**Directive 1:** Using the plunger passage, explain why the fore end of the plunger 8 always meets the liquid surface before the plunger reaches the first sealing member 4.

**Source passage:**
After the surface of the liquid material 20 has reached the upper edge 16 of the second hole and the second hole 3 has been entirely filled with the liquid material 20, the plunger 8 is moved forwards to prepare the dischargeable state. When an operation of descending the plunger 8 is started from the state where the filling of the liquid material has been completed as illustrated in Fig. 4(a), the plunger 8 is gradually descended within the first hole 2 while pushing air 23 remaining under the fore end of the plunger (Fig. 4(b)). At that time, the remaining air 23 is pushed away corresponding to a volume that is displaced by the plunger 8 moving forwards. However, because the second hole 3 is formed in a smaller diameter than the first hole 2, the remaining air 23 is directed downwards toward the first hole 2 where resistance is relatively small. When the plunger 8 is further descended and passes almost the second hole 3, the remaining air 23 present under the fore end of the plunger 8 is caused to shift into a space 24 that is surrounded by the inner surface of the first hole and the outer surface of the plunger, while an amount of the remaining air 23 present under the fore end of the plunger 8 is reduced (Fig. 4(c)). With the further descent of the plunger 8, the fore end of the plunger 8 comes into contact with the liquid surface when the space 24 surrounded by the inner surface of the first hole and the outer surface of the plunger is gradually increased and becomes substantially equal to the volume of the space b 18. On that occasion, because the volume of the space c 19 is greater than that of the space b 18, a position at which the fore end of the plunger 8 contacts with the liquid surface is always present short of a position at which the plunger 8 reaches the first sealing member 4. Thereafter, the plunger 8 comes into the liquid material 20 and reaches the first sealing member 4 (Fig. 4(d)). This establishes a state where the liquid material in the metering section 6 can be discharged by moving the plunger 8 forwards.
Thus, according to the present invention, since a horizontal sectional area (diameter) of the first hole 2 is set greater than a horizontal sectional area (diameter) of the plunger 8 and the space c 19 is formed to be greater than the space b 18, the remaining air 23 can be caused to shift into the space around the plunger 8 before the plunger reaches the first sealing member 4, whereby the remaining air 23 can be prevented from entering the metering section 6. Further, there is no risk of generation of air bubbles due to a pressure reduction inside the metering hole 61 unlike the known device.

**Record set:**

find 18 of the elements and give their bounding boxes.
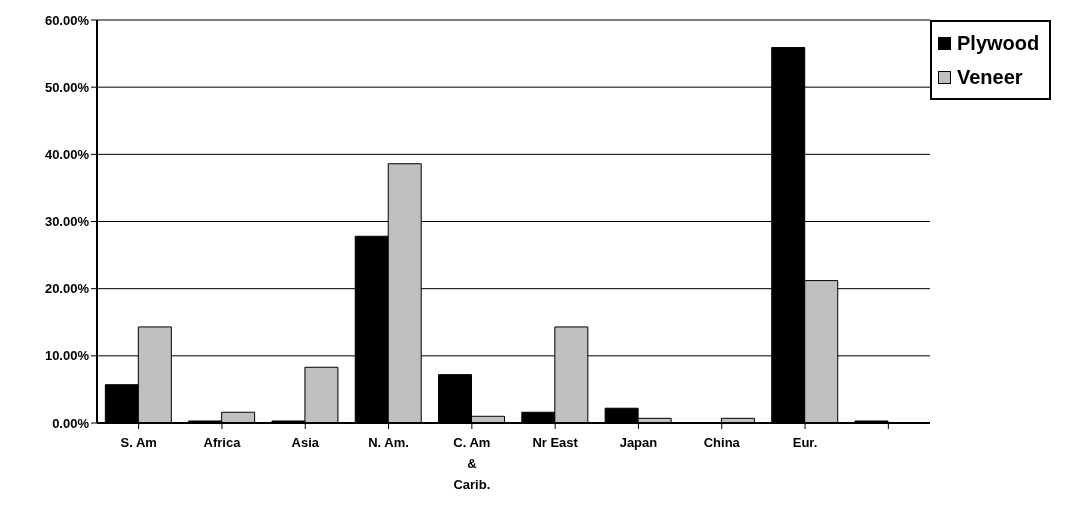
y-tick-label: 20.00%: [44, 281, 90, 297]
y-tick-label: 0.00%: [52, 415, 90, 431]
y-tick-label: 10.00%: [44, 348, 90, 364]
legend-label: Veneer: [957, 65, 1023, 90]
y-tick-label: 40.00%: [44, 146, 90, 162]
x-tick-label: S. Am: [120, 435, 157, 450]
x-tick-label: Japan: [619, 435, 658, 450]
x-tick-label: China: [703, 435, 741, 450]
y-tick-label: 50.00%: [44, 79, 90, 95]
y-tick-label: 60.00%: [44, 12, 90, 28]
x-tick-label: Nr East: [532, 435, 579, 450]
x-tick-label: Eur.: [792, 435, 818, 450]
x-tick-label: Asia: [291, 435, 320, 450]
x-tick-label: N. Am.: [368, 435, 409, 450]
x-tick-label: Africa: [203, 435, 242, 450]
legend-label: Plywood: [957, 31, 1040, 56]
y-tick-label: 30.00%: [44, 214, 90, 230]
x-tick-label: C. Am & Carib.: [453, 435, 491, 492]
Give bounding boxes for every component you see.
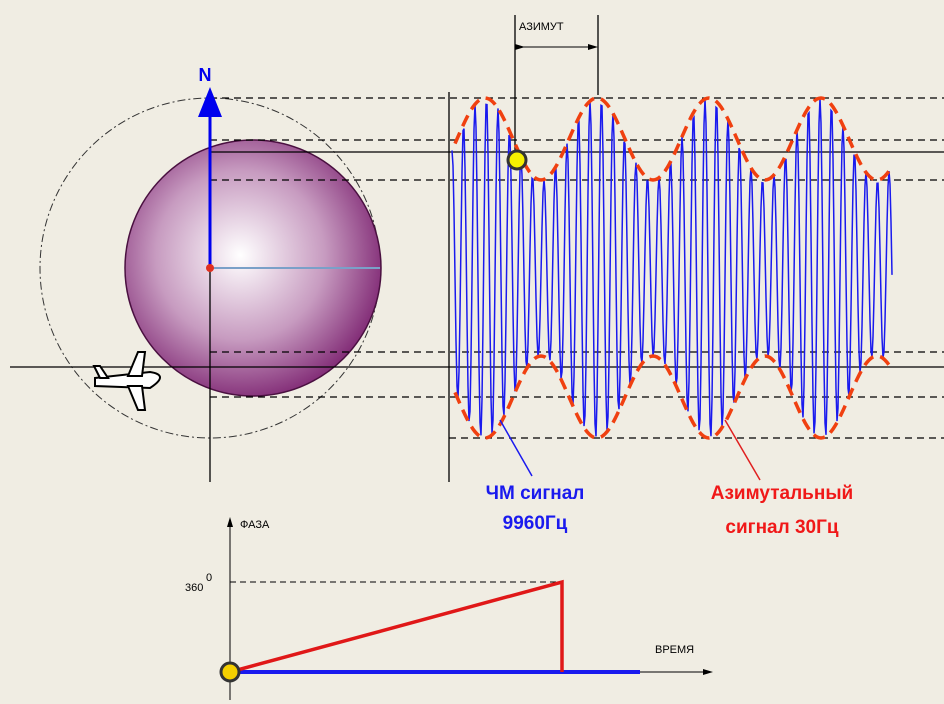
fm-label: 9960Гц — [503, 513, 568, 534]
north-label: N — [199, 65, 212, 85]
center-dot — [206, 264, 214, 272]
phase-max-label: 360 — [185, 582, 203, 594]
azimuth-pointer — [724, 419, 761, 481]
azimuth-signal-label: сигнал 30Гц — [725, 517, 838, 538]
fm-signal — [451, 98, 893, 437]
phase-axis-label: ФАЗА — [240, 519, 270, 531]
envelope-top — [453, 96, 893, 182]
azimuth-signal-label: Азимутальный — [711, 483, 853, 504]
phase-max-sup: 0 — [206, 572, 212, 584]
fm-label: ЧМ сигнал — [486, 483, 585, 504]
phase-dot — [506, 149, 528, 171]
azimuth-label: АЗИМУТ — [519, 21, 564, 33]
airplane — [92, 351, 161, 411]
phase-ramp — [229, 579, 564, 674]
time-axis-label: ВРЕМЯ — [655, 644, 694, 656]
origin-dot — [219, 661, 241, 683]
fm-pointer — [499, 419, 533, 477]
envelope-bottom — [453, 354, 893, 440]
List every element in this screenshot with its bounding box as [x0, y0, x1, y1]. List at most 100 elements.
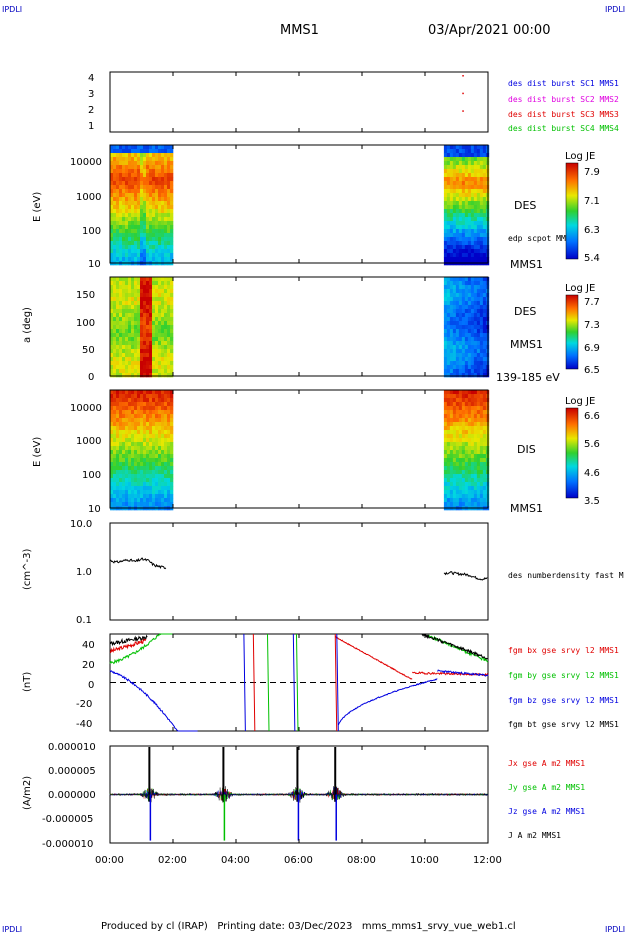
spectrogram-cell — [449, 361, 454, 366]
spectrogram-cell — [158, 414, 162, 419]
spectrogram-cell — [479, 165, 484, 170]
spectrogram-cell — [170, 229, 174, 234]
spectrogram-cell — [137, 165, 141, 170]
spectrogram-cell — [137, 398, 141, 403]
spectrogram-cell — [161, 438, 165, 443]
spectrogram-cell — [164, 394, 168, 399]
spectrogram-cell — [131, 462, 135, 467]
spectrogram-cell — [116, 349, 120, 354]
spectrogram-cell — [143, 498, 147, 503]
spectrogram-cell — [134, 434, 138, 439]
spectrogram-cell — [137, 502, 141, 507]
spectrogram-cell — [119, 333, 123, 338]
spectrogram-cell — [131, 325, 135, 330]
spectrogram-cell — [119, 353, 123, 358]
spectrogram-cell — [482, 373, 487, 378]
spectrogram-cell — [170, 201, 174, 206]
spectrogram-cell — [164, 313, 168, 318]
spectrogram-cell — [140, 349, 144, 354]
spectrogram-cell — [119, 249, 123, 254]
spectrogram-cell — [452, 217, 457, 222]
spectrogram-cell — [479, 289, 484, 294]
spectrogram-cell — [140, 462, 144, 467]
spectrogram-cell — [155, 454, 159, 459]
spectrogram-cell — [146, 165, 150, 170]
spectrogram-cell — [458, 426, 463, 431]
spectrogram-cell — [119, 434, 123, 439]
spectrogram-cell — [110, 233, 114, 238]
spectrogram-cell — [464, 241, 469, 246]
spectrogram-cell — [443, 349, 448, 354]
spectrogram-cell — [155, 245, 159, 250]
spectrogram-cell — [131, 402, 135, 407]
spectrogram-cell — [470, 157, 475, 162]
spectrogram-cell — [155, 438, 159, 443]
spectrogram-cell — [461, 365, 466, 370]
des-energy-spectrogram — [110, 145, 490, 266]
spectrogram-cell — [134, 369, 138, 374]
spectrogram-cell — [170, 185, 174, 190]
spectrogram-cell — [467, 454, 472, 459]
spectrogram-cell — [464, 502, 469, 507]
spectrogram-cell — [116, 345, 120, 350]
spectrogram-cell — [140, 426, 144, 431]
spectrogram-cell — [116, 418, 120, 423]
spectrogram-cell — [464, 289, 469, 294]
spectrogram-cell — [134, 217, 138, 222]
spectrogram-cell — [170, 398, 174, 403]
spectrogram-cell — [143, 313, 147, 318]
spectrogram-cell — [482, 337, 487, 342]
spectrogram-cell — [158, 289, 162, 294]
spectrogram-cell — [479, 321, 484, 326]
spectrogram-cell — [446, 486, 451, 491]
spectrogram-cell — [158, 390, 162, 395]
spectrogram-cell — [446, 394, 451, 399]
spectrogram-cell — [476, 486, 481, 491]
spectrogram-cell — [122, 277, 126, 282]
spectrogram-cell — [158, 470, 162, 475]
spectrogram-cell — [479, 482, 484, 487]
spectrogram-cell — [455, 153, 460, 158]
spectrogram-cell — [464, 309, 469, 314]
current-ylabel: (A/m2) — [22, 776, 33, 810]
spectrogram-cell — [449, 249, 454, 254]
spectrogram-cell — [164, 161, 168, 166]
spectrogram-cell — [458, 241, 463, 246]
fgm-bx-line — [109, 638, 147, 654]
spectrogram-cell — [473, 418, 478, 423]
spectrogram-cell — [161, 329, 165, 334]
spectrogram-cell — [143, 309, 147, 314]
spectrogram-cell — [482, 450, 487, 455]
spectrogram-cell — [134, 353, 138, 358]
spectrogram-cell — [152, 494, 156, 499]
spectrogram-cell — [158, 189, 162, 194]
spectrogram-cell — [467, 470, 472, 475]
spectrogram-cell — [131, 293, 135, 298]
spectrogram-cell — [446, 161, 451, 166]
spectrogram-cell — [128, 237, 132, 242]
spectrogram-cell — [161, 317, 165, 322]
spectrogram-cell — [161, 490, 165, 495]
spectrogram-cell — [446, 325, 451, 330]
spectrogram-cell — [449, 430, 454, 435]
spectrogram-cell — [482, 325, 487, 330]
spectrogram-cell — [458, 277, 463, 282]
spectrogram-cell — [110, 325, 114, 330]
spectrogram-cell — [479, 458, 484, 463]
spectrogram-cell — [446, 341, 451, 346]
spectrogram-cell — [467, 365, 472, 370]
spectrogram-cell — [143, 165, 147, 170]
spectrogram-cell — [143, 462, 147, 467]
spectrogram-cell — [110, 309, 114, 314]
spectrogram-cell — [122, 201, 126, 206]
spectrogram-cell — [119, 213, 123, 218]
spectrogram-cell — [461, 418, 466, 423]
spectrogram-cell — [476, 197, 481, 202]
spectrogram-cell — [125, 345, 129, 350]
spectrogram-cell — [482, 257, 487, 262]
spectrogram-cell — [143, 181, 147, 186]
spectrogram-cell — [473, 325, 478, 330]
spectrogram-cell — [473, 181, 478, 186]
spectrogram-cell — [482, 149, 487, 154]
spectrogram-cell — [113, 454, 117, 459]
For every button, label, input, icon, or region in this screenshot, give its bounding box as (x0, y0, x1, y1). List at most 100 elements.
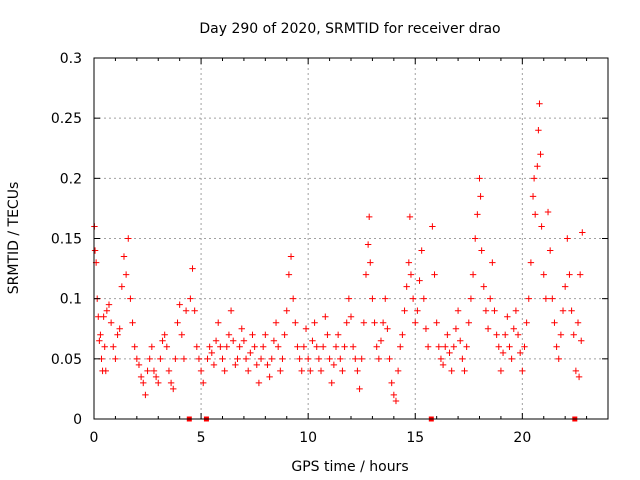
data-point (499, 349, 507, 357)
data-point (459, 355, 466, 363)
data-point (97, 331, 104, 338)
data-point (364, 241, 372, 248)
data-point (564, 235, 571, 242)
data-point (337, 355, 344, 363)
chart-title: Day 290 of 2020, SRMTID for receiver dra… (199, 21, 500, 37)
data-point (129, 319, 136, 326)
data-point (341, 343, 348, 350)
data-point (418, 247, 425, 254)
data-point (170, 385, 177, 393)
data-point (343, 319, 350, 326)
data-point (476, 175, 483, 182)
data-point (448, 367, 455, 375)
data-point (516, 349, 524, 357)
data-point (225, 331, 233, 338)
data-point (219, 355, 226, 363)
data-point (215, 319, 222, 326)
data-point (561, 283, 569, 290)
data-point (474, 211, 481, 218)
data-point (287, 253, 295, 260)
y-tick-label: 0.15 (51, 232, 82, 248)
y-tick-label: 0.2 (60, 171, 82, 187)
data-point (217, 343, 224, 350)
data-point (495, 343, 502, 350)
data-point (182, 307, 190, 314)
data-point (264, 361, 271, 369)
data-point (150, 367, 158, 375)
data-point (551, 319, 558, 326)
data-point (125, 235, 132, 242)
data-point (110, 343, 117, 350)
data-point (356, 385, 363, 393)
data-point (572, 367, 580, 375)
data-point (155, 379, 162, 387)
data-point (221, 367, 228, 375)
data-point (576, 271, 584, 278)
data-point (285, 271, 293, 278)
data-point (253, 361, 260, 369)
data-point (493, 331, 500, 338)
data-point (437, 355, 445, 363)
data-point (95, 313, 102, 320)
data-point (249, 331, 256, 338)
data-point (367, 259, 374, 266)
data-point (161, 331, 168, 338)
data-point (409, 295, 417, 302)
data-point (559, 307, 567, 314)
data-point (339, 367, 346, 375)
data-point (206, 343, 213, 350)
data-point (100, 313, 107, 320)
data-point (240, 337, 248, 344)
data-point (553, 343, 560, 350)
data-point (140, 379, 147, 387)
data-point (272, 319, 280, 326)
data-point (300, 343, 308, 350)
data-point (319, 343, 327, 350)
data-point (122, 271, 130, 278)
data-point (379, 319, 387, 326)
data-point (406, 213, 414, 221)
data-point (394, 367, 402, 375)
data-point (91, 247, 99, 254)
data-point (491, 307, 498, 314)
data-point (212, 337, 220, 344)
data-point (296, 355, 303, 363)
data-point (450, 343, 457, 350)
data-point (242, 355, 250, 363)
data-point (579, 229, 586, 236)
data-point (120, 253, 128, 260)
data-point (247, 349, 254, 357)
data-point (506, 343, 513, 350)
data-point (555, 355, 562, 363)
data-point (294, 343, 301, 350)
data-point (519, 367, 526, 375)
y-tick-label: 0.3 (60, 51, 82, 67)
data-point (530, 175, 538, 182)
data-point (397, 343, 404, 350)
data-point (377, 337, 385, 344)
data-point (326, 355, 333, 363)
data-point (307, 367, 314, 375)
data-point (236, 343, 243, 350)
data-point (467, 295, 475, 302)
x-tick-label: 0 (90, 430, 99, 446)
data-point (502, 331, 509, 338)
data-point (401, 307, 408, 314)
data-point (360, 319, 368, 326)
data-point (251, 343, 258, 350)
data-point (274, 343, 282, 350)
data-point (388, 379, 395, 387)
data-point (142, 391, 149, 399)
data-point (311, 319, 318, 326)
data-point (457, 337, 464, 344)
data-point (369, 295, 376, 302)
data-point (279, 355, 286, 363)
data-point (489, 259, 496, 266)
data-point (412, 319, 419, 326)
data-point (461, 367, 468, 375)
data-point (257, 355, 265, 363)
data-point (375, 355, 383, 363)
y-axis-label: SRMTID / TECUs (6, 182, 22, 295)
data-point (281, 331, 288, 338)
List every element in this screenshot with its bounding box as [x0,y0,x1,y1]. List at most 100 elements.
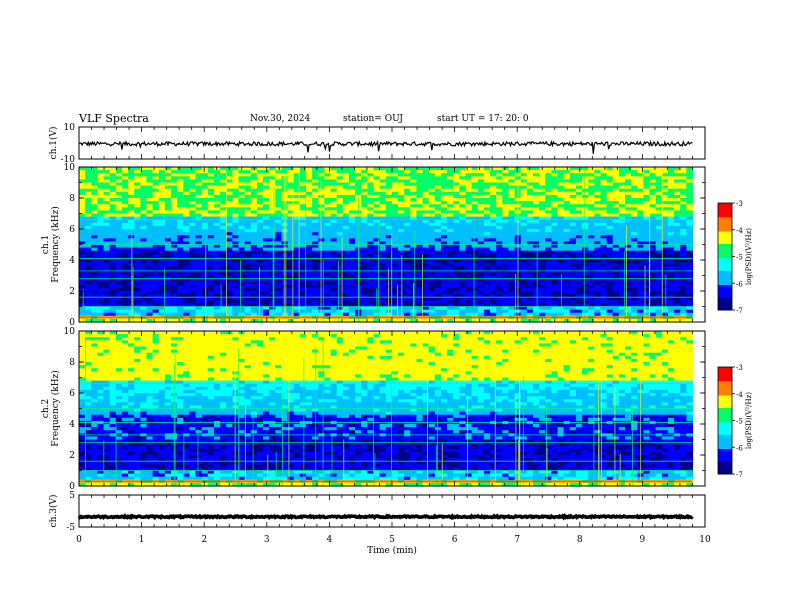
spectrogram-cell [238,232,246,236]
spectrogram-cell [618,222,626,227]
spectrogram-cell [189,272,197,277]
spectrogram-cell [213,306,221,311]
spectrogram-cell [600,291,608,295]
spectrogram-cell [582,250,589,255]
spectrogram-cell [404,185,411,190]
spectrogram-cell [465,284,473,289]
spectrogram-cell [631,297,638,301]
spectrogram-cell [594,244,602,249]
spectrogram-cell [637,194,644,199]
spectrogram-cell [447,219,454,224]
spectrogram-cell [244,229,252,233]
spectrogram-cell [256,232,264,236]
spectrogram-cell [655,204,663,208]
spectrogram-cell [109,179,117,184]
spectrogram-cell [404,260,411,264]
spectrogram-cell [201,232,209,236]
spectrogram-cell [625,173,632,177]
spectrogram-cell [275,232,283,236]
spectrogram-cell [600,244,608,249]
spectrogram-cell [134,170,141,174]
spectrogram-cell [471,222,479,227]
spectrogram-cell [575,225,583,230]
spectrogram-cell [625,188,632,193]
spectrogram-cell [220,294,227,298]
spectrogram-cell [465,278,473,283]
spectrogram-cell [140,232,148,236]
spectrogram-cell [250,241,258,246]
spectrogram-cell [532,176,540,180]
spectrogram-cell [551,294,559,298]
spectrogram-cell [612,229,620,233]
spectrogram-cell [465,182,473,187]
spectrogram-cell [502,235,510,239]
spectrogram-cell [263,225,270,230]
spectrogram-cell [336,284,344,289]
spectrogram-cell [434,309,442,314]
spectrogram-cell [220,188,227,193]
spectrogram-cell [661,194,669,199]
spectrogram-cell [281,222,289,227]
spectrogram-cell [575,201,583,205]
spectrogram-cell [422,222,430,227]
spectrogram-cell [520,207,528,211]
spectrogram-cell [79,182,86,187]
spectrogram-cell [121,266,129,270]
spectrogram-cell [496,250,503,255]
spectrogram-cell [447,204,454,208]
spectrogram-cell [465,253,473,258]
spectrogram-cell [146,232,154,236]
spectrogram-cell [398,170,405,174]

**Directive 2:** Convert the entries starting at the line that contains "data-point (499, 349, 507, 357)" and ending at the line that contains "data-point (495, 343, 502, 350)" into a Markdown table with the columns Row and Line, skipping any blank lines.

**Exercise output 1:** The volume of the space c 19 is greater than that of the space b 18. The fore end contacts the liquid surface once the space 24 around the plunger grows to roughly the volume of space b 18. Because space c 19 is larger than space b 18, that contact point is always short of the point where the plunger reaches the first sealing member 4.

**Exercise output 2:**
| Row | Line |
|---|---|
| 1 | data-point (499, 349, 507, 357) |
| 2 | data-point (459, 355, 466, 363) |
| 3 | data-point (97, 331, 104, 338) |
| 4 | data-point (364, 241, 372, 248) |
| 5 | data-point (564, 235, 571, 242) |
| 6 | data-point (337, 355, 344, 363) |
| 7 | chart-title: Day 290 of 2020, SRMTID for receiver dra… (199, 21, 500, 37) |
| 8 | data-point (129, 319, 136, 326) |
| 9 | data-point (341, 343, 348, 350) |
| 10 | data-point (418, 247, 425, 254) |
| 11 | data-point (170, 385, 177, 393) |
| 12 | data-point (343, 319, 350, 326) |
| 13 | data-point (476, 175, 483, 182) |
| 14 | data-point (448, 367, 455, 375) |
| 15 | data-point (516, 349, 524, 357) |
| 16 | data-point (225, 331, 233, 338) |
| 17 | data-point (219, 355, 226, 363) |
| 18 | data-point (215, 319, 222, 326) |
| 19 | data-point (561, 283, 569, 290) |
| 20 | data-point (474, 211, 481, 218) |
| 21 | data-point (287, 253, 295, 260) |
| 22 | y-tick-label: 0.15 (51, 232, 82, 248) |
| 23 | y-tick-label: 0.2 (60, 171, 82, 187) |
| 24 | data-point (217, 343, 224, 350) |
| 25 | data-point (495, 343, 502, 350) |